-- Begin Dataset content --
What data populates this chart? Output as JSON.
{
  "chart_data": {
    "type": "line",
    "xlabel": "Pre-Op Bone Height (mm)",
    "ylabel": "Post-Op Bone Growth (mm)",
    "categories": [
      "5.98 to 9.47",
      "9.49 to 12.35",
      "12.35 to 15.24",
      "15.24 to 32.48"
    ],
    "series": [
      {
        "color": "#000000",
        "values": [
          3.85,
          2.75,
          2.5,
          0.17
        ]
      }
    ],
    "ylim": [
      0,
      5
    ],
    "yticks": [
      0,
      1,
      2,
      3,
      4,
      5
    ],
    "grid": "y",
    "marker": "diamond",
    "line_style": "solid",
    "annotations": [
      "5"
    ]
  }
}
-- End Dataset content --
# Prompt
Transcribe all the entries, keeping each one exactly as it is.

# Task solution
What data populates this chart? Output as JSON.
{
  "chart_data": {
    "type": "line",
    "xlabel": "Pre-Op Bone Height (mm)",
    "ylabel": "Post-Op Bone Growth (mm)",
    "categories": [
      "5.98 to 9.47",
      "9.49 to 12.35",
      "12.35 to 15.24",
      "15.24 to 32.48"
    ],
    "series": [
      {
        "color": "#000000",
        "values": [
          3.85,
          2.75,
          2.5,
          0.17
        ]
      }
    ],
    "ylim": [
      0,
      5
    ],
    "yticks": [
      0,
      1,
      2,
      3,
      4,
      5
    ],
    "grid": "y",
    "marker": "diamond",
    "line_style": "solid",
    "annotations": [
      "5"
    ]
  }
}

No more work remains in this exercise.